Extracts from a graphics dataset
::::

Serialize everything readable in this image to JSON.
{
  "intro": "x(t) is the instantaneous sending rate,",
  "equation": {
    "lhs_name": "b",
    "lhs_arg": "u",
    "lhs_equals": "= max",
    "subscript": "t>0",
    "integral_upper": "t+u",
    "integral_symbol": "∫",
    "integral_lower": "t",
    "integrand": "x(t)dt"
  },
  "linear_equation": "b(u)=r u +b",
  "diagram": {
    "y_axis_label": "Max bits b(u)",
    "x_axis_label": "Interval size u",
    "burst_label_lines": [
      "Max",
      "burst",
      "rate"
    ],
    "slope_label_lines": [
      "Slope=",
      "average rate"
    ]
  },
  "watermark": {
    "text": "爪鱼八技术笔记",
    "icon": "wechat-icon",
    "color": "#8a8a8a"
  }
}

::::

• [Set exercise]
Among the lines above, determine how many hold the word "rate"; report the figure alone.

• [Output of the exercise]
3